Task brief => Return all of the data exactly, with nothing left out but the pictures.

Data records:
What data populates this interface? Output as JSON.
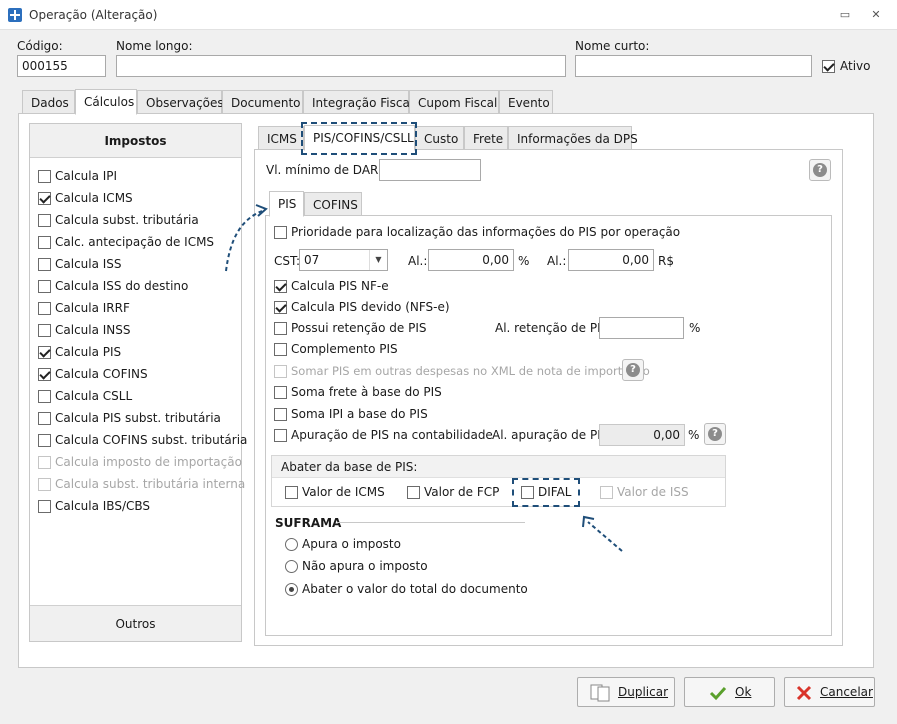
{
  "window": {
    "title": "Operação (Alteração)"
  },
  "header": {
    "codigo_label": "Código:",
    "codigo_value": "000155",
    "nome_longo_label": "Nome longo:",
    "nome_longo_value": "",
    "nome_curto_label": "Nome curto:",
    "nome_curto_value": "",
    "ativo_label": "Ativo",
    "ativo_checked": true
  },
  "main_tabs": [
    "Dados",
    "Cálculos",
    "Observações",
    "Documento",
    "Integração Fiscal",
    "Cupom Fiscal",
    "Evento"
  ],
  "impostos": {
    "title": "Impostos",
    "items": [
      {
        "label": "Calcula IPI",
        "checked": false,
        "enabled": true
      },
      {
        "label": "Calcula ICMS",
        "checked": true,
        "enabled": true
      },
      {
        "label": "Calcula subst. tributária",
        "checked": false,
        "enabled": true
      },
      {
        "label": "Calc. antecipação de ICMS",
        "checked": false,
        "enabled": true
      },
      {
        "label": "Calcula ISS",
        "checked": false,
        "enabled": true
      },
      {
        "label": "Calcula ISS do destino",
        "checked": false,
        "enabled": true
      },
      {
        "label": "Calcula IRRF",
        "checked": false,
        "enabled": true
      },
      {
        "label": "Calcula INSS",
        "checked": false,
        "enabled": true
      },
      {
        "label": "Calcula PIS",
        "checked": true,
        "enabled": true
      },
      {
        "label": "Calcula COFINS",
        "checked": true,
        "enabled": true
      },
      {
        "label": "Calcula CSLL",
        "checked": false,
        "enabled": true
      },
      {
        "label": "Calcula PIS subst. tributária",
        "checked": false,
        "enabled": true
      },
      {
        "label": "Calcula COFINS subst. tributária",
        "checked": false,
        "enabled": true
      },
      {
        "label": "Calcula imposto de importação",
        "checked": false,
        "enabled": false
      },
      {
        "label": "Calcula subst. tributária interna",
        "checked": false,
        "enabled": false
      },
      {
        "label": "Calcula IBS/CBS",
        "checked": false,
        "enabled": true
      }
    ],
    "outros_label": "Outros"
  },
  "sub_tabs": [
    "ICMS",
    "PIS/COFINS/CSLL",
    "Custo",
    "Frete",
    "Informações da DPS"
  ],
  "darf": {
    "label": "Vl. mínimo de DARF:",
    "value": ""
  },
  "pis_tabs": [
    "PIS",
    "COFINS"
  ],
  "pis": {
    "prioridade_label": "Prioridade para localização das informações do PIS por operação",
    "cst_label": "CST:",
    "cst_value": "07",
    "al_label": "Al.:",
    "al_value": "0,00",
    "al_unit": "%",
    "al2_label": "Al.:",
    "al2_value": "0,00",
    "al2_unit": "R$",
    "calcula_nfe": "Calcula PIS NF-e",
    "calcula_devido": "Calcula PIS devido (NFS-e)",
    "retencao": "Possui retenção de PIS",
    "al_retencao_label": "Al. retenção de PIS:",
    "al_retencao_value": "",
    "al_retencao_unit": "%",
    "complemento": "Complemento PIS",
    "somar": "Somar PIS em outras despesas no XML de nota de importação",
    "soma_frete": "Soma frete à base do PIS",
    "soma_ipi": "Soma IPI a base do PIS",
    "apuracao": "Apuração de PIS na contabilidade",
    "al_apuracao_label": "Al. apuração de PIS:",
    "al_apuracao_value": "0,00",
    "al_apuracao_unit": "%"
  },
  "abater": {
    "title": "Abater da base de PIS:",
    "items": [
      "Valor de ICMS",
      "Valor de FCP",
      "DIFAL",
      "Valor de ISS"
    ]
  },
  "suframa": {
    "title": "SUFRAMA",
    "options": [
      "Apura o imposto",
      "Não apura o imposto",
      "Abater o valor do total do documento"
    ],
    "selected": 2
  },
  "footer": {
    "duplicar": "Duplicar",
    "ok": "Ok",
    "cancelar": "Cancelar"
  },
  "colors": {
    "annotation": "#1f4e79",
    "ok_icon": "#5aa02c",
    "cancel_icon": "#d9342b"
  }
}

Right answer =>
What data populates this interface? Output as JSON.
{
  "window": {
    "title": "Operação (Alteração)"
  },
  "header": {
    "codigo_label": "Código:",
    "codigo_value": "000155",
    "nome_longo_label": "Nome longo:",
    "nome_longo_value": "",
    "nome_curto_label": "Nome curto:",
    "nome_curto_value": "",
    "ativo_label": "Ativo",
    "ativo_checked": true
  },
  "main_tabs": [
    "Dados",
    "Cálculos",
    "Observações",
    "Documento",
    "Integração Fiscal",
    "Cupom Fiscal",
    "Evento"
  ],
  "impostos": {
    "title": "Impostos",
    "items": [
      {
        "label": "Calcula IPI",
        "checked": false,
        "enabled": true
      },
      {
        "label": "Calcula ICMS",
        "checked": true,
        "enabled": true
      },
      {
        "label": "Calcula subst. tributária",
        "checked": false,
        "enabled": true
      },
      {
        "label": "Calc. antecipação de ICMS",
        "checked": false,
        "enabled": true
      },
      {
        "label": "Calcula ISS",
        "checked": false,
        "enabled": true
      },
      {
        "label": "Calcula ISS do destino",
        "checked": false,
        "enabled": true
      },
      {
        "label": "Calcula IRRF",
        "checked": false,
        "enabled": true
      },
      {
        "label": "Calcula INSS",
        "checked": false,
        "enabled": true
      },
      {
        "label": "Calcula PIS",
        "checked": true,
        "enabled": true
      },
      {
        "label": "Calcula COFINS",
        "checked": true,
        "enabled": true
      },
      {
        "label": "Calcula CSLL",
        "checked": false,
        "enabled": true
      },
      {
        "label": "Calcula PIS subst. tributária",
        "checked": false,
        "enabled": true
      },
      {
        "label": "Calcula COFINS subst. tributária",
        "checked": false,
        "enabled": true
      },
      {
        "label": "Calcula imposto de importação",
        "checked": false,
        "enabled": false
      },
      {
        "label": "Calcula subst. tributária interna",
        "checked": false,
        "enabled": false
      },
      {
        "label": "Calcula IBS/CBS",
        "checked": false,
        "enabled": true
      }
    ],
    "outros_label": "Outros"
  },
  "sub_tabs": [
    "ICMS",
    "PIS/COFINS/CSLL",
    "Custo",
    "Frete",
    "Informações da DPS"
  ],
  "darf": {
    "label": "Vl. mínimo de DARF:",
    "value": ""
  },
  "pis_tabs": [
    "PIS",
    "COFINS"
  ],
  "pis": {
    "prioridade_label": "Prioridade para localização das informações do PIS por operação",
    "cst_label": "CST:",
    "cst_value": "07",
    "al_label": "Al.:",
    "al_value": "0,00",
    "al_unit": "%",
    "al2_label": "Al.:",
    "al2_value": "0,00",
    "al2_unit": "R$",
    "calcula_nfe": "Calcula PIS NF-e",
    "calcula_devido": "Calcula PIS devido (NFS-e)",
    "retencao": "Possui retenção de PIS",
    "al_retencao_label": "Al. retenção de PIS:",
    "al_retencao_value": "",
    "al_retencao_unit": "%",
    "complemento": "Complemento PIS",
    "somar": "Somar PIS em outras despesas no XML de nota de importação",
    "soma_frete": "Soma frete à base do PIS",
    "soma_ipi": "Soma IPI a base do PIS",
    "apuracao": "Apuração de PIS na contabilidade",
    "al_apuracao_label": "Al. apuração de PIS:",
    "al_apuracao_value": "0,00",
    "al_apuracao_unit": "%"
  },
  "abater": {
    "title": "Abater da base de PIS:",
    "items": [
      "Valor de ICMS",
      "Valor de FCP",
      "DIFAL",
      "Valor de ISS"
    ]
  },
  "suframa": {
    "title": "SUFRAMA",
    "options": [
      "Apura o imposto",
      "Não apura o imposto",
      "Abater o valor do total do documento"
    ],
    "selected": 2
  },
  "footer": {
    "duplicar": "Duplicar",
    "ok": "Ok",
    "cancelar": "Cancelar"
  },
  "colors": {
    "annotation": "#1f4e79",
    "ok_icon": "#5aa02c",
    "cancel_icon": "#d9342b"
  }
}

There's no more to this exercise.